(TASK OBJECTIVE): Reproduce word for word the part of the text below on the contralto Marga Höffgen starting at "She was identified" and ending at "in Müllheim (Baden).".

(TEXT BLOCK):
Marga Anna Johanna Höffgen (26 April 1921 – 7 July 1995) was a German contralto, known for singing oratorios, especially the Passions by Johann Sebastian Bach, and operatic parts such as Erda in Wagner's Der Ring des Nibelungen, performed at the Bayreuth Festival and Covent Garden Opera in London between 1960 and 1975.

Career 
Born into a merchant family to parents Friedrich Höffgen (1899–1944) and her mother Maria, née von Eicken (1898–1944) in Mülheim an der Ruhr, Höffgen was 17 when she started studying at the Folkwangschule in Essen with Anna Erler-Schnaudt. Two years later, in 1939, she continued at the Musikhochschule Berlin with Hermann Weißenborn until 1942. In 1943, she was contracted by the Staatsoper Dresden, but did not start because she was pregnant with her second child.

She made her concert debut in Berlin in 1952. She was noticed internationally when she performed the alto part in Bach's St Matthew Passion in Vienna in 1955, conducted by Herbert von Karajan.

She was identified with the part of Erda in Wagner's Das Rheingold and Siegfried, sung first in 1959 at Covent Garden in London, and repeated at the Vienna State Opera and the Teatro Colón in Buenos Aires until 1975. She sang this role at the Bayreuth Festival from 1960 to 1964 and from 1967 to 1975, and from 1964 to 1975 she sang there the First Norn in Götterdämmerung. She died in Müllheim (Baden).

Recordings 
During the 1950s and 1960s, Höffgen was a soloist in recordings of Bach's major works with renowned conductors, soloists and ensembles. She recorded Bach's Mass in B minor with Karajan in 1953, with Elisabeth Schwarzkopf, Nicolai Gedda and Heinz Rehfuss. In 1954 she recorded the St Matthew Passion with conductor Wilhelm Furtwängler, Anton Dermota as the Evangelist, Dietrich Fischer-Dieskau as vox Christi, Elisabeth Grümmer and Otto Edelmann. In 1955 she appeared in the St John Passion, conducted by Fritz Lehmann, with Uta Graf, Julius Patzak, Gérard Souzay and Walter Berry. In 1965 she sang the contralto arias in the two famous Bach's Passions with Eugen Jochum and the Concertgebouw Orchestra. She appeared in Bach cantata recordings in the series of Kurt Thomas, Fritz Werner and Helmuth Rilling. In 1966, she took part in a distinguished Henry Wood Proms performance of Beethoven's Missa solemnis under Antal Doráti and the BBC Symphony Orchestra, which has been issued by the Doráti Society.

(DATA LISTING):
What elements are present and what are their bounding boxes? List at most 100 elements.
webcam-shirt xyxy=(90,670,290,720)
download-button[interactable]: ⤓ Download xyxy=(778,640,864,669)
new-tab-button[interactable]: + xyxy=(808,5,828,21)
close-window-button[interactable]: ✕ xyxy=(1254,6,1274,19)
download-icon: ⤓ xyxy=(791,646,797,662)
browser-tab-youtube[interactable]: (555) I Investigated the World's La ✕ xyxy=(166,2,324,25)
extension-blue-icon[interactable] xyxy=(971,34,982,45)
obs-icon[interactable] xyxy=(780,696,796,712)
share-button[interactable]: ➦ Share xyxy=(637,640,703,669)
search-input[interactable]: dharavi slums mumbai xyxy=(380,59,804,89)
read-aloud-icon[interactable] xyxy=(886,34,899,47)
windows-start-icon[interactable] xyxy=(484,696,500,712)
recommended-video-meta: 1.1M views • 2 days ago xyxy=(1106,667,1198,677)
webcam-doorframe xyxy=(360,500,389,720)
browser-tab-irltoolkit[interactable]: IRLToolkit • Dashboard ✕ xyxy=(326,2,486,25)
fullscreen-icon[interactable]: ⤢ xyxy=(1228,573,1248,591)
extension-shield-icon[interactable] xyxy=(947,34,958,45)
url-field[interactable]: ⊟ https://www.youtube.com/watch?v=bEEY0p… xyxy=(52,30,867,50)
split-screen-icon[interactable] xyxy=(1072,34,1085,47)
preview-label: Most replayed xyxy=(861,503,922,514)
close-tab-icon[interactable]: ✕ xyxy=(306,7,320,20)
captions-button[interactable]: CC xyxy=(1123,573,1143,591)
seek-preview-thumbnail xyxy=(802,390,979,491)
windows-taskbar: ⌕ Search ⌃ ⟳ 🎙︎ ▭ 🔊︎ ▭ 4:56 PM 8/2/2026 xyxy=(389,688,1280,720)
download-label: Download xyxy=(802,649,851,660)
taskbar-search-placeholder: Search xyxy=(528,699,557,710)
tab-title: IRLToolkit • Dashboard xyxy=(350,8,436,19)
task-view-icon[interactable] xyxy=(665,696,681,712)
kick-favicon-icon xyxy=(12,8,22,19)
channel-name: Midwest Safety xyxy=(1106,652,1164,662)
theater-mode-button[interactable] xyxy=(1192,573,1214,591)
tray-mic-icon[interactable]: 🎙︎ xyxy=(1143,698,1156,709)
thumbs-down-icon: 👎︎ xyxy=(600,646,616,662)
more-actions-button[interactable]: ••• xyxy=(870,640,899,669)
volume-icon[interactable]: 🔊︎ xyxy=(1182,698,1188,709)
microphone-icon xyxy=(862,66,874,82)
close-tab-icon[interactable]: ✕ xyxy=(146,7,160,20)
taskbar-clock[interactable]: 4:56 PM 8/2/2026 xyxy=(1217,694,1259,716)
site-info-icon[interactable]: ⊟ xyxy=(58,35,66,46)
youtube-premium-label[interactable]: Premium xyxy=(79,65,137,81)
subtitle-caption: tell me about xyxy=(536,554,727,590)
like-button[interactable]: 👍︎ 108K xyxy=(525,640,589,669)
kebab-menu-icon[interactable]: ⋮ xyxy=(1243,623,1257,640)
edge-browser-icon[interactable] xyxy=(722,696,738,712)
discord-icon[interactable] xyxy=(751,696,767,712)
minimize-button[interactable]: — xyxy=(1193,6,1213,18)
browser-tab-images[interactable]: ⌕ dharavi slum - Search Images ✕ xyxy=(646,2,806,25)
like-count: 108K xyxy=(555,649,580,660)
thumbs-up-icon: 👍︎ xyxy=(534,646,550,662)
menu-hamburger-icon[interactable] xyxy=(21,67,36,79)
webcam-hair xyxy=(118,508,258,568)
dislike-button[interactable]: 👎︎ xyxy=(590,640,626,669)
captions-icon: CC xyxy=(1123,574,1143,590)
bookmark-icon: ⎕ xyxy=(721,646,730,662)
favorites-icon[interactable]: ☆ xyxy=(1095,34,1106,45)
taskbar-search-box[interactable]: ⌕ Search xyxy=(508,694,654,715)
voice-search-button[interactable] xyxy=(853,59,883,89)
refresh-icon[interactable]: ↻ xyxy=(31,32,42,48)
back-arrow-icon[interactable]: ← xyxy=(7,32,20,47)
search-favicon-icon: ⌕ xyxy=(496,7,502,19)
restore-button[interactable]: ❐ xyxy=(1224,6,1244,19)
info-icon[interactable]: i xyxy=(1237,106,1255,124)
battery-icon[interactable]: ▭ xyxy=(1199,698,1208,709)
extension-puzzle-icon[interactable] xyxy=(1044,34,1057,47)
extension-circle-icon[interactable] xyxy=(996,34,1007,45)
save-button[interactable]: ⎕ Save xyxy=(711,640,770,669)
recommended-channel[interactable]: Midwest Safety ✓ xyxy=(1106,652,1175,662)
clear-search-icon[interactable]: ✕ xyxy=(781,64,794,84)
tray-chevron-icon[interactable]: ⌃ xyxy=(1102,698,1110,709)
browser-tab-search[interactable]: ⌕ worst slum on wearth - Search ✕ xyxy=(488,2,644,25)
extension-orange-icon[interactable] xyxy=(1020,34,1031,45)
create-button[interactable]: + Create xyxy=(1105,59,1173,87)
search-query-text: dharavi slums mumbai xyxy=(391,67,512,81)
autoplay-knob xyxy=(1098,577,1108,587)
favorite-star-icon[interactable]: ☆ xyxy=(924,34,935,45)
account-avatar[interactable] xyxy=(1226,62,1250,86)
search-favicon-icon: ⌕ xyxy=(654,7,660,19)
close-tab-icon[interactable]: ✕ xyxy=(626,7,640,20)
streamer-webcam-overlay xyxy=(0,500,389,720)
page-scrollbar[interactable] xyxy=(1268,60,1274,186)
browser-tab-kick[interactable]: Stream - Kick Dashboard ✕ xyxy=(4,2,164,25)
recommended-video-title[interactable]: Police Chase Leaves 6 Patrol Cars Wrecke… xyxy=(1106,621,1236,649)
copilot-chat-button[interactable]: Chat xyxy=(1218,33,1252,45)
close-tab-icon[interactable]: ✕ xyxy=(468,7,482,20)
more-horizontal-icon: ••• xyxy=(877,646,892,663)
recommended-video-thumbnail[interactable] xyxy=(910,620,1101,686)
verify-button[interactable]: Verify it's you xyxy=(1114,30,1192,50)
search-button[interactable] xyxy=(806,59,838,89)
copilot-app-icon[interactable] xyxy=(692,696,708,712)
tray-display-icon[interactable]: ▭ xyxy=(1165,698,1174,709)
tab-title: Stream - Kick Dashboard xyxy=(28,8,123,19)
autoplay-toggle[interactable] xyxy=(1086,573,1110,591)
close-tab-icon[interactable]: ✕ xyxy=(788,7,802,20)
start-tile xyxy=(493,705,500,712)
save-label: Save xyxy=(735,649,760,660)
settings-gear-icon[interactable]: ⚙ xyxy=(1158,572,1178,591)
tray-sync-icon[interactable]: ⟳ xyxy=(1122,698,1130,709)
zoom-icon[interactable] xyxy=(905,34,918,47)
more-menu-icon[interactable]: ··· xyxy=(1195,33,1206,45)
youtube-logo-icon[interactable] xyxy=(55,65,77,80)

(CORRECT RESPONSE):
She was identified with the part of Erda in Wagner's Das Rheingold and Siegfried, sung first in 1959 at Covent Garden in London, and repeated at the Vienna State Opera and the Teatro Colón in Buenos Aires until 1975. She sang this role at the Bayreuth Festival from 1960 to 1964 and from 1967 to 1975, and from 1964 to 1975 she sang there the First Norn in Götterdämmerung. She died in Müllheim (Baden).